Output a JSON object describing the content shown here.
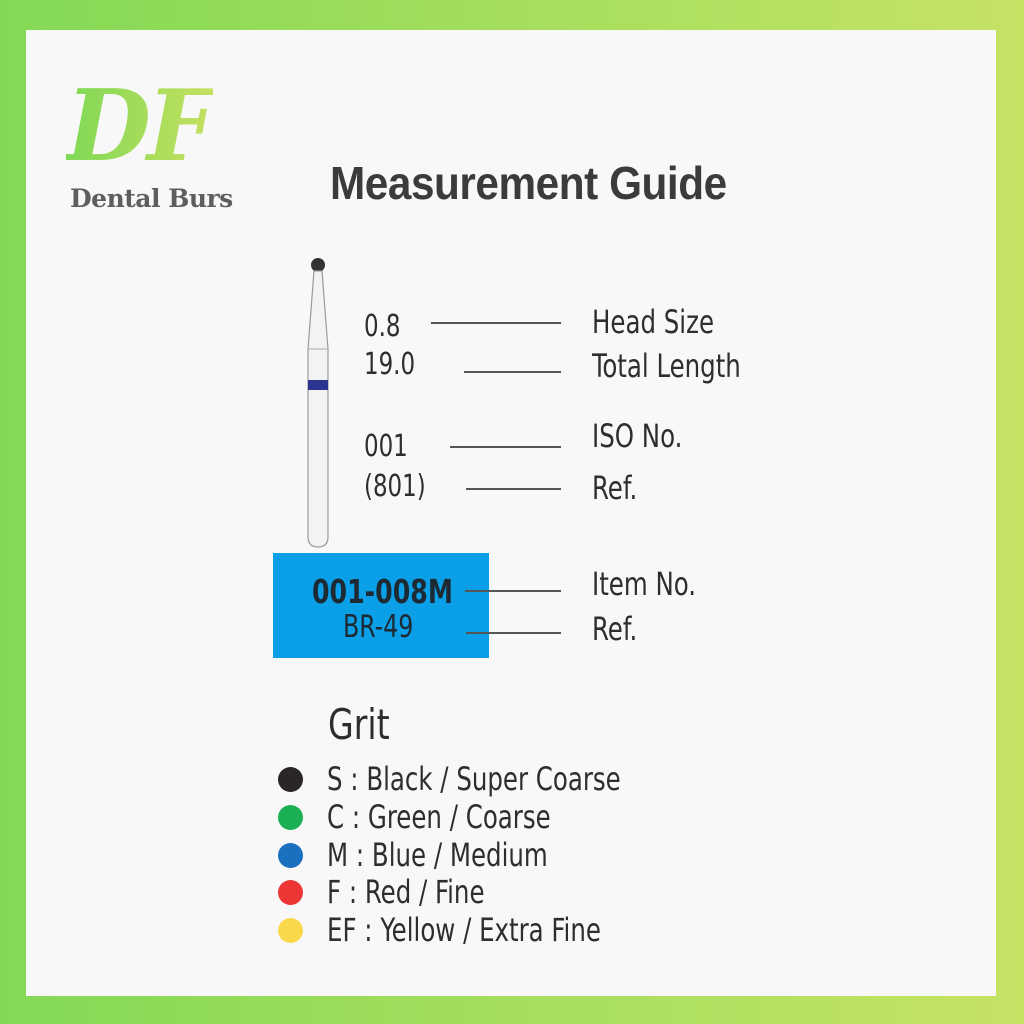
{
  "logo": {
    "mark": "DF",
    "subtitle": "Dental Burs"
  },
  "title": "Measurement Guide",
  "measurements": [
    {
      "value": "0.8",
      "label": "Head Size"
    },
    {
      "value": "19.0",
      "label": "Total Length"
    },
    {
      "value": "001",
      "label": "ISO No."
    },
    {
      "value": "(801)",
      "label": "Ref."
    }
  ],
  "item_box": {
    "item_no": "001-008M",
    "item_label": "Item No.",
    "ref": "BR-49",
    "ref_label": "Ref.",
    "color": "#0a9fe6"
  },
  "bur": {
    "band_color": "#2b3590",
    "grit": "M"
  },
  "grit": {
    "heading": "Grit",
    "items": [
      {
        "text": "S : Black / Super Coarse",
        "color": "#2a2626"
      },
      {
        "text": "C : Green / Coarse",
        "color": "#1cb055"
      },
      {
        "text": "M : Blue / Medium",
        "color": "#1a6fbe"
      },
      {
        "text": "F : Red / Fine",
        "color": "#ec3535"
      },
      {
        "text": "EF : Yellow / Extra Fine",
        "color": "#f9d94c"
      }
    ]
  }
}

* * *

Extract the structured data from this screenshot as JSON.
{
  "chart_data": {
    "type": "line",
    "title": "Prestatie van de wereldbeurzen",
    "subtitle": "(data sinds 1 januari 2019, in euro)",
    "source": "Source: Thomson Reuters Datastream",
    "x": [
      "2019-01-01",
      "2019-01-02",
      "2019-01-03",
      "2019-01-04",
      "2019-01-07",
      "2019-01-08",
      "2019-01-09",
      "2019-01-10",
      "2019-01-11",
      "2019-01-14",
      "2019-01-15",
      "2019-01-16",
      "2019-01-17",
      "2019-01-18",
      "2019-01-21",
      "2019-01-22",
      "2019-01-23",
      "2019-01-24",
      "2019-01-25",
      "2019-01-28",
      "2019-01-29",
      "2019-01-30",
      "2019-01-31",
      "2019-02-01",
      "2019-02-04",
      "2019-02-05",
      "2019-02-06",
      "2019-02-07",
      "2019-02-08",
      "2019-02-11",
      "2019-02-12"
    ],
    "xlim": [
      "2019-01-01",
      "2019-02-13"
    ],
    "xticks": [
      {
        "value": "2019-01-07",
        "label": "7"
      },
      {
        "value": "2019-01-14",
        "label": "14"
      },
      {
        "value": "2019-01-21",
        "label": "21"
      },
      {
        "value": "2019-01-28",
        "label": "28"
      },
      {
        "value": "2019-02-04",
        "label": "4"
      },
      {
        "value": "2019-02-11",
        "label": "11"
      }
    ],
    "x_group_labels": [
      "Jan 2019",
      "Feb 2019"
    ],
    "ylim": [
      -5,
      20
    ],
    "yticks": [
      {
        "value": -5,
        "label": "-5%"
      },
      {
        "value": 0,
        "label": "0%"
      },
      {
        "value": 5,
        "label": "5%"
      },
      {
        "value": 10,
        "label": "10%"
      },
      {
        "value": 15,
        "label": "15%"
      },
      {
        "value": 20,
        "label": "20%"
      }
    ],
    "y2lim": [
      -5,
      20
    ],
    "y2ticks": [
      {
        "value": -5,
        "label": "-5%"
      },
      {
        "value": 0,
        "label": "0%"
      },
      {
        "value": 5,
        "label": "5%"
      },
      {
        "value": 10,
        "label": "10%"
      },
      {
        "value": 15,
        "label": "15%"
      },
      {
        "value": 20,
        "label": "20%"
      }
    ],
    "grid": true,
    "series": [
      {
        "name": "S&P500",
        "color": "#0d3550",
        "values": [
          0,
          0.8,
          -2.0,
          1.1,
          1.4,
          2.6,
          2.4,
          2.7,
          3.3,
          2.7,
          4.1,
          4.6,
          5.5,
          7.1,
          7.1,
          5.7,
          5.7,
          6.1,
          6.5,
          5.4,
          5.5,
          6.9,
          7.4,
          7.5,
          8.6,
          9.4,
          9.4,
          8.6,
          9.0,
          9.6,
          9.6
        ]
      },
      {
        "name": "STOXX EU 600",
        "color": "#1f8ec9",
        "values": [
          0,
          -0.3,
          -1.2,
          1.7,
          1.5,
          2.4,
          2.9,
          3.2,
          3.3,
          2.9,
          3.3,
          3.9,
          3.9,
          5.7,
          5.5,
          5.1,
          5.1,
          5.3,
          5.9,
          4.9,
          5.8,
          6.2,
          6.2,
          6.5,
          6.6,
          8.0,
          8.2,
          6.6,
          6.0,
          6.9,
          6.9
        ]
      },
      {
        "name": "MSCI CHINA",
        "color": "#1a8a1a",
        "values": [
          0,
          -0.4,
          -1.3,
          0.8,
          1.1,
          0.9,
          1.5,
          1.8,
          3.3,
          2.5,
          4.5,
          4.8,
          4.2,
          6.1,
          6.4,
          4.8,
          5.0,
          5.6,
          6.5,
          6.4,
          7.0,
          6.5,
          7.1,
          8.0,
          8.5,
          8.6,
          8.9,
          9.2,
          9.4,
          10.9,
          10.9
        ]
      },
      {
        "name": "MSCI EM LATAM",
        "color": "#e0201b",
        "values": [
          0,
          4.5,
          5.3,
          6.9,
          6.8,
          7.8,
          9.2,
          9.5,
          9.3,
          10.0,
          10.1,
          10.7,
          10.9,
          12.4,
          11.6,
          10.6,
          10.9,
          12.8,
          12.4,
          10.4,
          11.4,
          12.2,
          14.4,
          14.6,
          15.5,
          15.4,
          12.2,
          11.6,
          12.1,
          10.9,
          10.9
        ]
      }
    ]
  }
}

---

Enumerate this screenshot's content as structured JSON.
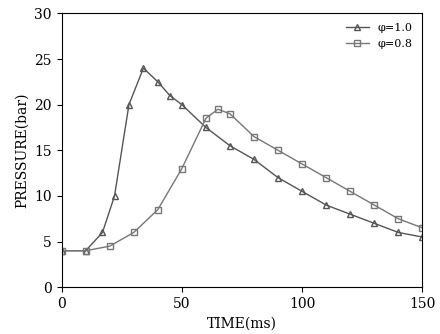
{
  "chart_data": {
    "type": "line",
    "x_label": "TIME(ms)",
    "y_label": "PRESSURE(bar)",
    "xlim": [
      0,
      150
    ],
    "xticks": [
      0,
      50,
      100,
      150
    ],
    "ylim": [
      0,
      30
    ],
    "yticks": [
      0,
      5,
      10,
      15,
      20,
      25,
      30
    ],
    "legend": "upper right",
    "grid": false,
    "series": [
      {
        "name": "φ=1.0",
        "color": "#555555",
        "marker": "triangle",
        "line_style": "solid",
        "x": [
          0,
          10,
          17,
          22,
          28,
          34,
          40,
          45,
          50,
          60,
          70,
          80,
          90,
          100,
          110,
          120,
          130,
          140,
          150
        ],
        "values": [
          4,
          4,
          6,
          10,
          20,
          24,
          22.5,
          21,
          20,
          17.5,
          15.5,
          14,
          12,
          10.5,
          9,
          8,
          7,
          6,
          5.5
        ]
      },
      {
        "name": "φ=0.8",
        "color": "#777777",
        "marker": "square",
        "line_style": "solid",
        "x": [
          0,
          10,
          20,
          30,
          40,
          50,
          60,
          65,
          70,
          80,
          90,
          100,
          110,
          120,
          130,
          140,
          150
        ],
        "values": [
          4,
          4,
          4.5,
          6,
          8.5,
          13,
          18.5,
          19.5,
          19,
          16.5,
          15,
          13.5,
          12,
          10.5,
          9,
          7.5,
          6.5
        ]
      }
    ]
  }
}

### WHAT YOU HAVE TO DO
Note how many lines in the material hold the word "text", and give that number with nothing added.

### TASK RESPONSE
5